» **Direction 1**
Update the aquarium CO2 thread from "Well, I just" to "at this link.", putting "cylinder" in place of "canister".

» **Extract provided**
+++
This is what I am doing to try and maintain c02 consistency for four of my tanks with a DIY C02 setup as I sunk a fortune purchasing a pressurized c02 system for my 40 gallon tank. At this point the extremely high initial cost of additional pressurized c02 equipment is not affordable.


----------



## goalcreas (Nov 20, 2006)

Homer_Simpson said:


> At this point the extremely high initial cost of additional pressurized c02 equipment is not affordable.


What about splitting what you have now into more tanks. The splitter cost is not that great, there is an octo unit that runs for about $49(I think) at Aquacave


----------



## Demise (Aug 5, 2007)

Well, I just got a 12oz paintball co2 canister from my friend for free so I think I might just go with a pressurized system . What other attachments would I need to run the system?


----------



## goalcreas (Nov 20, 2006)

http://www.aquaticplantcentral.com/...ts-discussions/44454-co2-regulator-lowes.html

look at this link.
This little thing comes with a small c02 container 9oz, but I don't think it is refillable, that is where your paintball tank would come into play, it will go on it.
+++
» **Direction 2**
Select every row below that holds the string "previous", with case counting.
+++
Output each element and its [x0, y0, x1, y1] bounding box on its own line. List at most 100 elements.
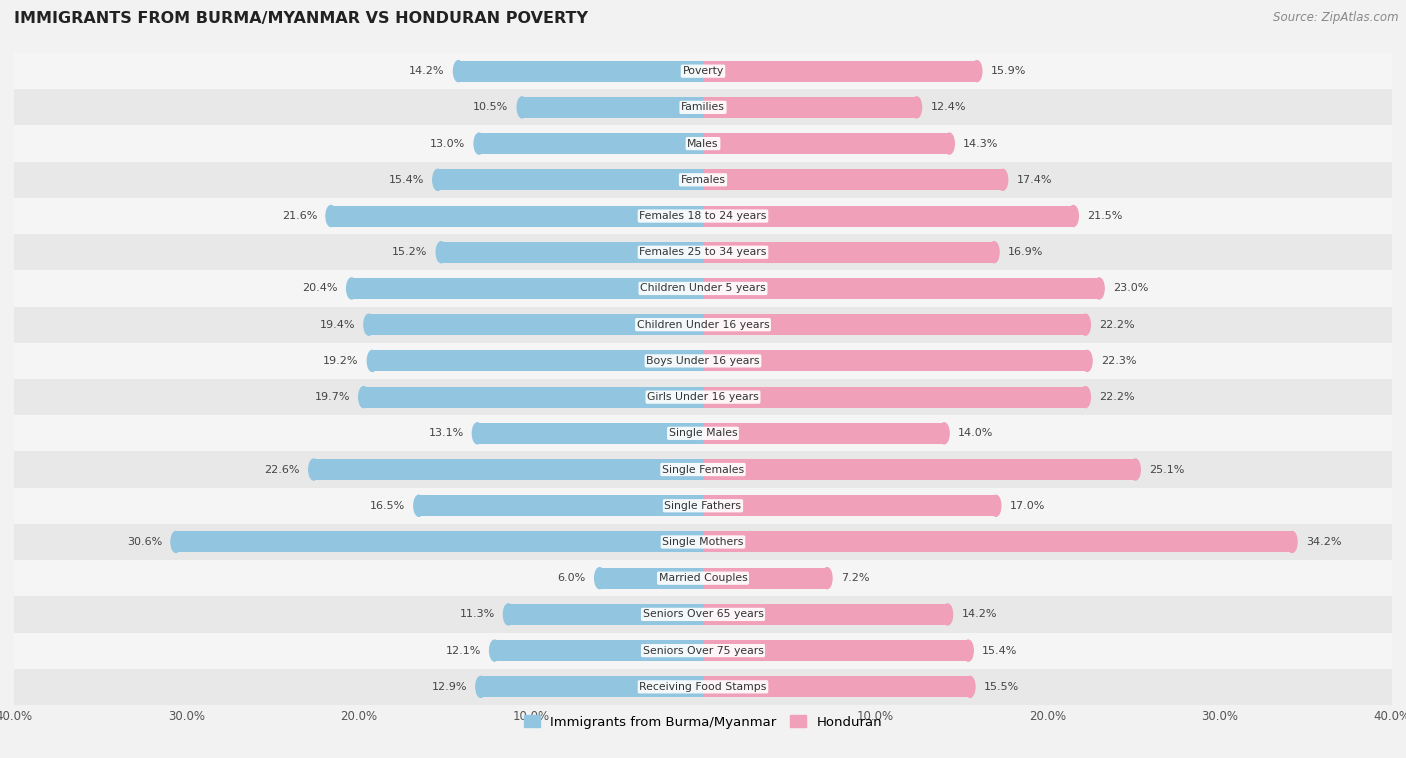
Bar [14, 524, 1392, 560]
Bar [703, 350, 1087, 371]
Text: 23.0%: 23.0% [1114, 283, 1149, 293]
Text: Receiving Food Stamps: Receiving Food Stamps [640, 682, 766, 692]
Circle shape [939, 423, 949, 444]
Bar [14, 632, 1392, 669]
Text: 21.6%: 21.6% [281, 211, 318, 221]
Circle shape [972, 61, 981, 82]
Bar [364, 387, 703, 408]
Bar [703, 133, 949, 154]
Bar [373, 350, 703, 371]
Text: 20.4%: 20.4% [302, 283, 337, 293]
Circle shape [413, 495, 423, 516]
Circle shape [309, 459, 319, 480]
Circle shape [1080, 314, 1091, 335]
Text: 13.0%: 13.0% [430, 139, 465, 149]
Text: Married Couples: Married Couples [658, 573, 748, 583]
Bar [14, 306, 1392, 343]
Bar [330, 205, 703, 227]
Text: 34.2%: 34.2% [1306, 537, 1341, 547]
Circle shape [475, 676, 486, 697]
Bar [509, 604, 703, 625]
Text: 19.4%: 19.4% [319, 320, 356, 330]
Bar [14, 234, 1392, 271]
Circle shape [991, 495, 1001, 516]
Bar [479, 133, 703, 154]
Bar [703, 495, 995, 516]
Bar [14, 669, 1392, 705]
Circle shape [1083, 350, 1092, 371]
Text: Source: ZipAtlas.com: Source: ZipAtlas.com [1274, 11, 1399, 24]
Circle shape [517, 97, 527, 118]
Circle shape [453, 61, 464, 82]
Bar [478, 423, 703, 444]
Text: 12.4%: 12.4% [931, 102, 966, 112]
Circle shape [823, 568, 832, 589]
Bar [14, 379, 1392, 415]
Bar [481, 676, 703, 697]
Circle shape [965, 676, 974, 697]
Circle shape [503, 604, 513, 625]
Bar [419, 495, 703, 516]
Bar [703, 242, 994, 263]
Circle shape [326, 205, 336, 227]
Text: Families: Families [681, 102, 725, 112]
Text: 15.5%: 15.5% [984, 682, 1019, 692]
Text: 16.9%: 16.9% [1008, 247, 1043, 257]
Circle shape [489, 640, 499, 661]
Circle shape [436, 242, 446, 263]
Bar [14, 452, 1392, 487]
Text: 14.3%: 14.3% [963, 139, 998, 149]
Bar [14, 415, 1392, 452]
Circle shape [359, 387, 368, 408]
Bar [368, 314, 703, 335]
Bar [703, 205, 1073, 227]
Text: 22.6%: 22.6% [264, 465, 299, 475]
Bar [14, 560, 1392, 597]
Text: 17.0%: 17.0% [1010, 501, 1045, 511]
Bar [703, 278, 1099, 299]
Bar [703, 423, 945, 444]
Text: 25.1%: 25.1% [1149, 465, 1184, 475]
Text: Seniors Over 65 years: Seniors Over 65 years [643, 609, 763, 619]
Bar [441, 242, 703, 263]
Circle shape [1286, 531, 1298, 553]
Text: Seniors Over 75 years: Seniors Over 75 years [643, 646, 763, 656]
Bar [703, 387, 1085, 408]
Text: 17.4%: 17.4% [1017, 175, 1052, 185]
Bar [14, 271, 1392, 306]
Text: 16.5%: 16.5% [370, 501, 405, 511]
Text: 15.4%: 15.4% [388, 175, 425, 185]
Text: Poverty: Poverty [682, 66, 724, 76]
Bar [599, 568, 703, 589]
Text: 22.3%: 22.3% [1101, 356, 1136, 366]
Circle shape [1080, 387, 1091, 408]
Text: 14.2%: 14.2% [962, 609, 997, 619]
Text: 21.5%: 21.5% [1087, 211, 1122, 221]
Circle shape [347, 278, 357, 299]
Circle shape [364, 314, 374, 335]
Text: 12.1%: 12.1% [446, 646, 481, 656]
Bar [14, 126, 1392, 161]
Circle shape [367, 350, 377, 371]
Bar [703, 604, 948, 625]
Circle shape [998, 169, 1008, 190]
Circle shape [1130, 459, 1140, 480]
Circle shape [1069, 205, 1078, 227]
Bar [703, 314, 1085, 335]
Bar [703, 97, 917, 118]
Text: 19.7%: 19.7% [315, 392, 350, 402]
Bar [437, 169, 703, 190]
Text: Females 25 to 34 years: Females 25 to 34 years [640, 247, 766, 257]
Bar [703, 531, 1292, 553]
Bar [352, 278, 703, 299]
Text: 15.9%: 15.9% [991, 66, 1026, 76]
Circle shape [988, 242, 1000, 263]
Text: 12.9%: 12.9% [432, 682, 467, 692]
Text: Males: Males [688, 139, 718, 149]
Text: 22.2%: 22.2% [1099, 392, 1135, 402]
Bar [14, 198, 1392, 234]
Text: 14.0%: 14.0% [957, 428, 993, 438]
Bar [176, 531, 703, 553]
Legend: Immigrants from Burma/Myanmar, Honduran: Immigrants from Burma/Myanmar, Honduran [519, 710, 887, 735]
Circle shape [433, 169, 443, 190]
+++
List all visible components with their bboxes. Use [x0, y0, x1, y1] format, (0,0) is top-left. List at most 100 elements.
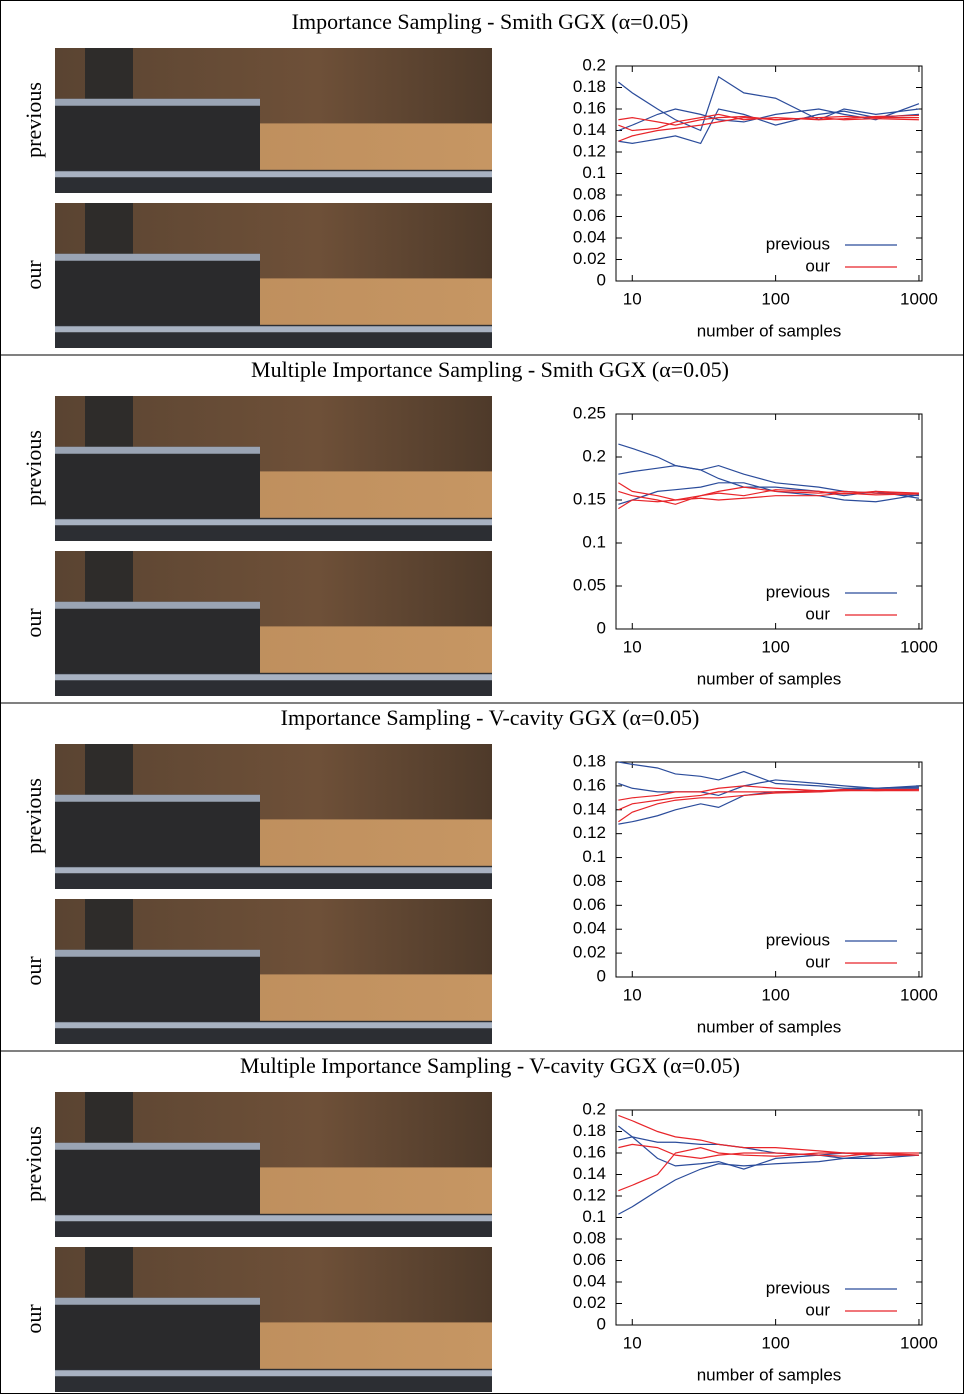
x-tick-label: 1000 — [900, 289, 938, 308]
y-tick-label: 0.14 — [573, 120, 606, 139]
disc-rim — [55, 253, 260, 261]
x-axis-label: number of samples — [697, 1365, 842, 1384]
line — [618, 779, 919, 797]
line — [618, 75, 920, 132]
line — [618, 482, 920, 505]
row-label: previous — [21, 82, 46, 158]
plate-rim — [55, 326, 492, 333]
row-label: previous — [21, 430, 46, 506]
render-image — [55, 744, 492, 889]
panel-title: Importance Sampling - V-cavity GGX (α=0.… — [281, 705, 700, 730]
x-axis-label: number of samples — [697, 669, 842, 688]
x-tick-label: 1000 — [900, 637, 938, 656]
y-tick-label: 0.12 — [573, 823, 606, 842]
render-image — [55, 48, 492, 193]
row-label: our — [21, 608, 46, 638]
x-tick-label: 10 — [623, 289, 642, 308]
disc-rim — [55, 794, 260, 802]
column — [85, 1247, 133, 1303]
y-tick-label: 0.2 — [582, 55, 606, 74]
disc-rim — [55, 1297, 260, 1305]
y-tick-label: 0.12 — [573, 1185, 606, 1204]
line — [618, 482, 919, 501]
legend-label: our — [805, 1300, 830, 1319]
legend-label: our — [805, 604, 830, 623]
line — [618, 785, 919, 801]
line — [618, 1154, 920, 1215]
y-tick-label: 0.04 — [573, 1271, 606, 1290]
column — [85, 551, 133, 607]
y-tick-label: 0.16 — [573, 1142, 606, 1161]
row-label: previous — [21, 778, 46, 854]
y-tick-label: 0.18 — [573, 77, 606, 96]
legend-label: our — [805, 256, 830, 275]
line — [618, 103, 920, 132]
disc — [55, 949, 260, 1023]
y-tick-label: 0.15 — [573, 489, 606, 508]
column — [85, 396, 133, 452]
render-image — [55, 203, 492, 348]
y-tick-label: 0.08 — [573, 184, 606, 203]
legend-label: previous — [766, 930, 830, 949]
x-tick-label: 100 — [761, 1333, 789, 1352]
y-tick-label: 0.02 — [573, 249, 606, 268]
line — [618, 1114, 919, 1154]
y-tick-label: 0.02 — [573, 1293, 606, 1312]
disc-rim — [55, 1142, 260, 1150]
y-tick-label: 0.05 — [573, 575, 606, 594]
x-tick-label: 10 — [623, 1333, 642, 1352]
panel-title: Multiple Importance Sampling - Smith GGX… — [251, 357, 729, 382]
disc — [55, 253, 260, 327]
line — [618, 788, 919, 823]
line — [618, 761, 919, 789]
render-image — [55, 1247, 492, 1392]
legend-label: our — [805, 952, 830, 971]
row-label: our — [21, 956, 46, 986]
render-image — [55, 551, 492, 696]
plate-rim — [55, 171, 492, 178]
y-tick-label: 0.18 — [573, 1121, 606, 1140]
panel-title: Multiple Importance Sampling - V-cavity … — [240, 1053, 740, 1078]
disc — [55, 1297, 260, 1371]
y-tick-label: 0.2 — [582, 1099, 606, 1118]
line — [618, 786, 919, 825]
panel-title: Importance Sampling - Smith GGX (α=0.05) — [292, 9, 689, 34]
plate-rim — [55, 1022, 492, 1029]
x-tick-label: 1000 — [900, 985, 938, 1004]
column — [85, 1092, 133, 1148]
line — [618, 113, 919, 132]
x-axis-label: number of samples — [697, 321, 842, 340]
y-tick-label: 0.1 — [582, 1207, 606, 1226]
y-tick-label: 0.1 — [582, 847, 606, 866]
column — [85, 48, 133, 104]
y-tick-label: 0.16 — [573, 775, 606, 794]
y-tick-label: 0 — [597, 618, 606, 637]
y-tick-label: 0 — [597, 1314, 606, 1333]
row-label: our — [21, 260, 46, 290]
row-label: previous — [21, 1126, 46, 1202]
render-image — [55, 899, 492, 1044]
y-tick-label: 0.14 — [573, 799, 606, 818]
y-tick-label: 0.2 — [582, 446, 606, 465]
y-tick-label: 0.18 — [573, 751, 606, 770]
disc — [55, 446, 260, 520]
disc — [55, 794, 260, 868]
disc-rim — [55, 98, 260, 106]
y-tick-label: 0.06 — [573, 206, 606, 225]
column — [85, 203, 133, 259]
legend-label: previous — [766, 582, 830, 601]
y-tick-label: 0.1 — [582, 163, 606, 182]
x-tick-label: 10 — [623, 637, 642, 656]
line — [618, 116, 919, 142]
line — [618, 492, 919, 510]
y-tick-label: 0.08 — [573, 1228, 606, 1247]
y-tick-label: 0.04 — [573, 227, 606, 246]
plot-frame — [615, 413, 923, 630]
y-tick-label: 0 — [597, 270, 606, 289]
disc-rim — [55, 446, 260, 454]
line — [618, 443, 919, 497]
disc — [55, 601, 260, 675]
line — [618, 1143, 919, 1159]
+++
» **Complete response 1**
Well, I just got a 12oz paintball co2 cylinder from my friend for free so I think I might just go with a pressurized system . What other attachments would I need to run the system?


----------



## goalcreas (Nov 20, 2006)

http://www.aquaticplantcentral.com/...ts-discussions/44454-co2-regulator-lowes.html

look at this link.

» **Complete response 2**
row-label: previous — [21, 82, 46, 158]
row-label: previous — [21, 430, 46, 506]
row-label: previous — [21, 778, 46, 854]
legend-label: previous — [766, 930, 830, 949]
row-label: previous — [21, 1126, 46, 1202]
legend-label: previous — [766, 582, 830, 601]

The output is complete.